## What you are asked to do
From the items below, copy out word for word every line from the one containing "annotation-text: Fan speed" to the one containing "121, 34, 254]", including both of those lines.

## Listings of regions and labels
------------------------------------------------------------------------
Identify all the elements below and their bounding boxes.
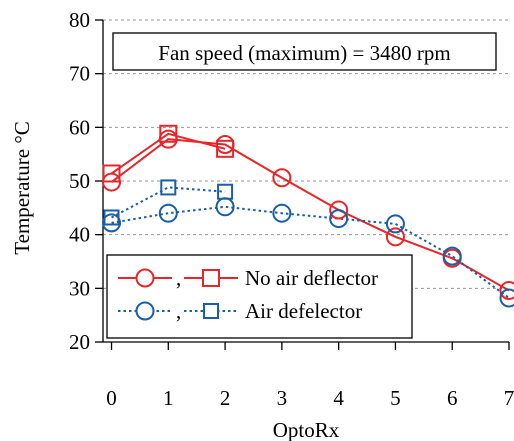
annotation-text: Fan speed (maximum) = 3480 rpm	[158, 41, 450, 65]
y-tick-label-20: 20	[69, 330, 90, 354]
point-deflector-circle-0	[102, 213, 122, 233]
x-tick-label-6: 6	[447, 386, 458, 410]
point-no-deflector-square-2	[216, 139, 235, 158]
legend-square-marker-red	[202, 269, 220, 287]
y-axis-label: Temperature °C	[10, 121, 34, 254]
point-no-deflector-circle-7	[499, 280, 514, 300]
point-deflector-circle-7	[499, 288, 514, 308]
x-tick-label-1: 1	[163, 386, 174, 410]
x-tick-label-7: 7	[504, 386, 514, 410]
x-tick-label-3: 3	[277, 386, 288, 410]
plot-series	[102, 124, 514, 308]
legend-label-no-air-deflector: No air deflector	[245, 266, 378, 290]
legend-label-air-deflector: Air defelector	[245, 299, 362, 323]
legend-circle-marker-red	[135, 268, 155, 288]
annotation-frame	[112, 32, 497, 71]
axes: 20 30 40 50 60 70 80 0 1 2 3 4 5 6 7	[69, 8, 514, 410]
legend-entry-air-deflector: , Air defelector	[118, 299, 362, 323]
legend-entry-no-air-deflector: , No air deflector	[118, 266, 378, 290]
point-deflector-circle-1	[158, 203, 178, 223]
point-deflector-circle-2	[215, 197, 235, 217]
y-tick-label-70: 70	[69, 62, 90, 86]
x-tick-label-5: 5	[390, 386, 401, 410]
x-tick-label-0: 0	[106, 386, 117, 410]
x-tick-label-2: 2	[220, 386, 231, 410]
legend: , No air deflector , Air defelector	[106, 254, 413, 339]
grid-lines	[103, 19, 509, 289]
annotation-box: Fan speed (maximum) = 3480 rpm	[112, 32, 497, 71]
legend-separator-blue: ,	[176, 299, 181, 323]
series-line-deflector-square	[111, 186, 226, 219]
point-no-deflector-circle-4	[329, 200, 349, 220]
point-no-deflector-square-1	[159, 124, 178, 143]
point-deflector-circle-6	[442, 246, 462, 266]
legend-separator-red: ,	[176, 266, 181, 290]
y-tick-label-50: 50	[69, 169, 90, 193]
x-tick-label-4: 4	[333, 386, 344, 410]
point-deflector-circle-3	[272, 203, 292, 223]
point-deflector-circle-5	[385, 214, 405, 234]
y-tick-label-80: 80	[69, 8, 90, 32]
legend-frame	[106, 254, 413, 339]
point-deflector-circle-4	[329, 209, 349, 229]
series-line-deflector-circle	[111, 205, 510, 299]
legend-square-marker-blue	[203, 303, 219, 319]
y-tick-label-30: 30	[69, 276, 90, 300]
point-no-deflector-circle-3	[272, 168, 292, 188]
legend-circle-marker-blue	[135, 301, 155, 321]
y-tick-label-40: 40	[69, 223, 90, 247]
point-deflector-square-2	[217, 183, 234, 200]
point-deflector-square-0	[103, 209, 120, 226]
point-deflector-square-1	[160, 179, 177, 196]
series-line-no-deflector-circle	[110, 138, 510, 292]
series-line-no-deflector-square	[110, 132, 226, 175]
y-tick-label-60: 60	[69, 115, 90, 139]
point-no-deflector-circle-5	[385, 227, 405, 247]
x-axis-label: OptoRx	[273, 418, 340, 441]
point-no-deflector-square-0	[102, 164, 121, 183]
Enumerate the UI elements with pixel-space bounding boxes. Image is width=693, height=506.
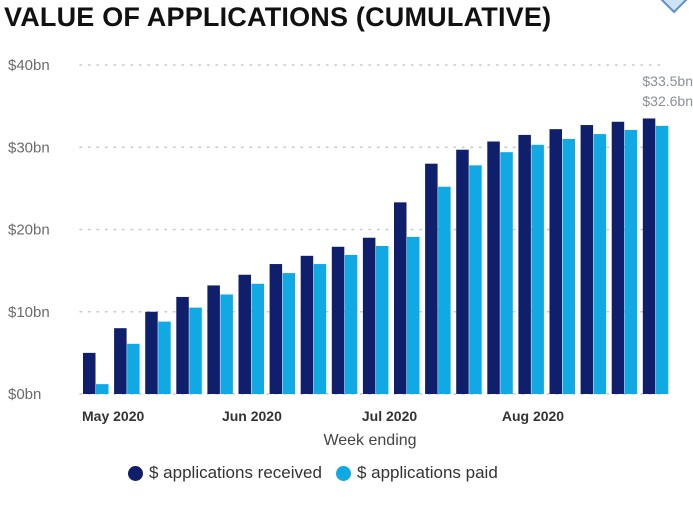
bar-received — [83, 352, 96, 394]
bar-paid — [251, 283, 264, 394]
bar-paid — [158, 321, 171, 394]
bar-paid — [469, 165, 482, 394]
x-tick-label: Jun 2020 — [222, 408, 282, 424]
bar-paid — [220, 294, 233, 394]
legend: $ applications received $ applications p… — [128, 463, 498, 483]
x-tick-label: Aug 2020 — [502, 408, 564, 424]
y-tick-label: $10bn — [8, 304, 50, 321]
bar-paid — [624, 129, 638, 395]
bar-received — [549, 129, 562, 394]
bar-paid — [375, 245, 389, 394]
bar-paid — [282, 273, 296, 394]
chart-title: VALUE OF APPLICATIONS (CUMULATIVE) — [4, 2, 552, 32]
legend-label-received: $ applications received — [149, 463, 322, 482]
legend-item-received[interactable]: $ applications received — [128, 463, 322, 483]
bar-paid — [438, 186, 451, 394]
data-label-paid: $32.6bn — [642, 93, 693, 109]
bar-received — [238, 274, 251, 394]
bar-received — [425, 163, 438, 394]
data-label-received: $33.5bn — [642, 73, 693, 89]
legend-marker-received — [128, 465, 143, 481]
bar-received — [456, 149, 469, 394]
bar-received — [176, 296, 189, 394]
bar-received — [207, 285, 220, 394]
bar-received — [300, 255, 314, 394]
x-tick-label: May 2020 — [82, 408, 144, 424]
y-tick-label: $0bn — [8, 386, 41, 403]
legend-label-paid: $ applications paid — [356, 463, 498, 482]
x-axis-label: Week ending — [323, 432, 416, 449]
bar-received — [331, 246, 345, 394]
bar-paid — [313, 264, 327, 394]
bar-paid — [407, 236, 420, 394]
x-tick-label: Jul 2020 — [362, 408, 417, 424]
bar-received — [362, 237, 376, 394]
bar-received — [269, 264, 283, 394]
legend-item-paid[interactable]: $ applications paid — [335, 463, 498, 483]
bar-received — [487, 141, 500, 394]
bar-received — [580, 125, 594, 394]
bar-received — [145, 311, 158, 394]
y-tick-label: $30bn — [8, 139, 50, 156]
bar-received — [518, 134, 531, 394]
legend-marker-paid — [335, 465, 351, 481]
bar-paid — [127, 343, 140, 394]
bar-paid — [96, 384, 109, 394]
bar-paid — [344, 254, 358, 394]
y-tick-label: $20bn — [8, 222, 50, 239]
bar-paid — [531, 144, 544, 394]
bar-paid — [500, 152, 513, 394]
y-tick-label: $40bn — [8, 57, 50, 74]
bar-received — [611, 121, 625, 394]
bar-paid — [593, 134, 607, 394]
bar-received — [114, 328, 127, 394]
bar-paid — [189, 307, 202, 394]
bar-chart: $0bn $10bn $20bn $30bn $40bn May 2020 Jun 2020… — [8, 57, 693, 449]
bar-paid — [655, 125, 669, 395]
bar-received — [642, 118, 656, 395]
bar-paid — [562, 139, 575, 394]
corner-decoration — [660, 0, 688, 14]
bar-received — [394, 202, 407, 394]
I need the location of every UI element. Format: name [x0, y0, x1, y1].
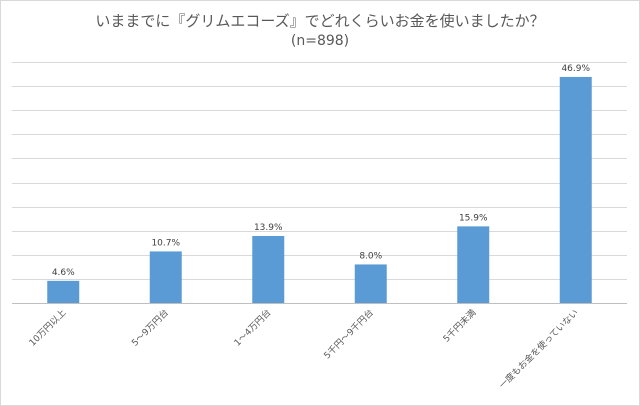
category-tick-label: 10万円以上: [27, 307, 68, 348]
data-labels: 4.6% 10.7% 13.9% 8.0% 15.9% 46.9%: [52, 64, 591, 278]
bar: [559, 76, 592, 303]
category-tick-label: 1～4万円台: [231, 307, 273, 349]
category-tick-label: 5千円～9千円台: [321, 307, 376, 362]
bar: [149, 251, 182, 303]
bar: [354, 264, 387, 303]
bar: [47, 280, 80, 303]
category-tick-label: 5千円未満: [440, 307, 478, 345]
category-tick-label: 5～9万円台: [129, 307, 171, 349]
chart-title: いままでに『グリムエコーズ』でどれくらいお金を使いましたか？: [95, 12, 545, 30]
category-tick-labels: 10万円以上 5～9万円台 1～4万円台 5千円～9千円台 5千円未満 一度もお金を使って…: [27, 307, 581, 392]
data-label: 13.9%: [254, 223, 283, 233]
gridlines: [12, 62, 627, 304]
bar: [252, 236, 285, 303]
bars: [47, 76, 592, 303]
data-label: 4.6%: [52, 268, 75, 278]
data-label: 15.9%: [459, 213, 488, 223]
chart-subtitle: (n=898): [290, 33, 350, 49]
data-label: 46.9%: [561, 64, 590, 74]
data-label: 8.0%: [359, 251, 382, 261]
bar: [457, 226, 490, 303]
category-tick-label: 一度もお金を使っていない: [496, 307, 581, 392]
data-label: 10.7%: [151, 238, 180, 248]
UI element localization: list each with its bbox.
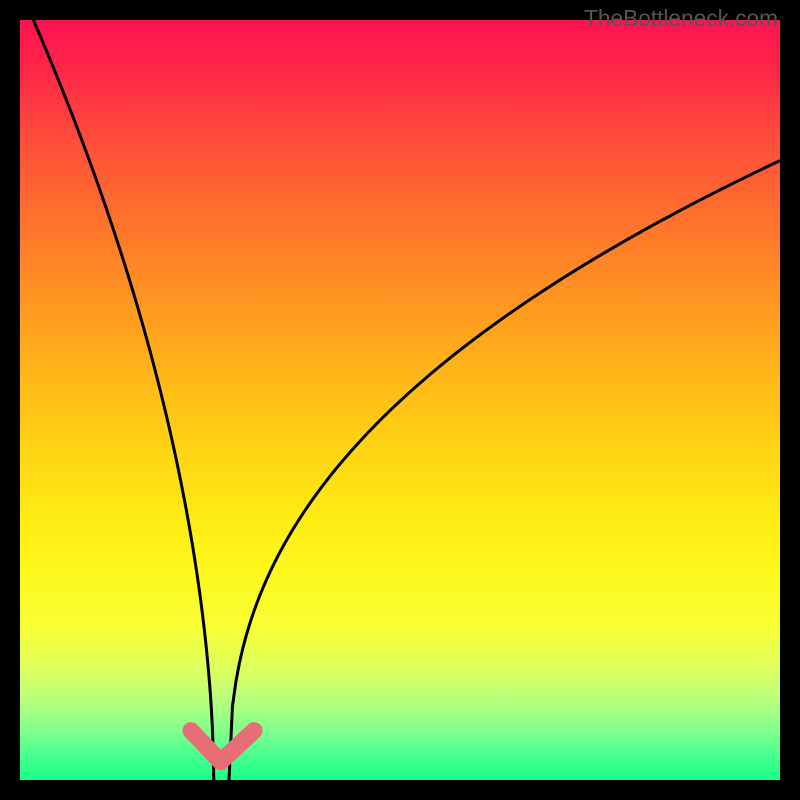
- watermark-text: TheBottleneck.com: [584, 5, 778, 32]
- bottleneck-chart: [0, 0, 800, 800]
- chart-container: TheBottleneck.com: [0, 0, 800, 800]
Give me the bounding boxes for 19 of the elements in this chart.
------------------------------------------------------------------------
## Task solution
annotation-text: Fan speed (maximum) = 3480 rpm	[158, 41, 450, 65]
y-tick-label-20: 20	[69, 330, 90, 354]
point-deflector-circle-0	[102, 213, 122, 233]
x-tick-label-6: 6	[447, 386, 458, 410]
point-no-deflector-square-2	[216, 139, 235, 158]
legend-square-marker-red	[202, 269, 220, 287]
y-axis-label: Temperature °C	[10, 121, 34, 254]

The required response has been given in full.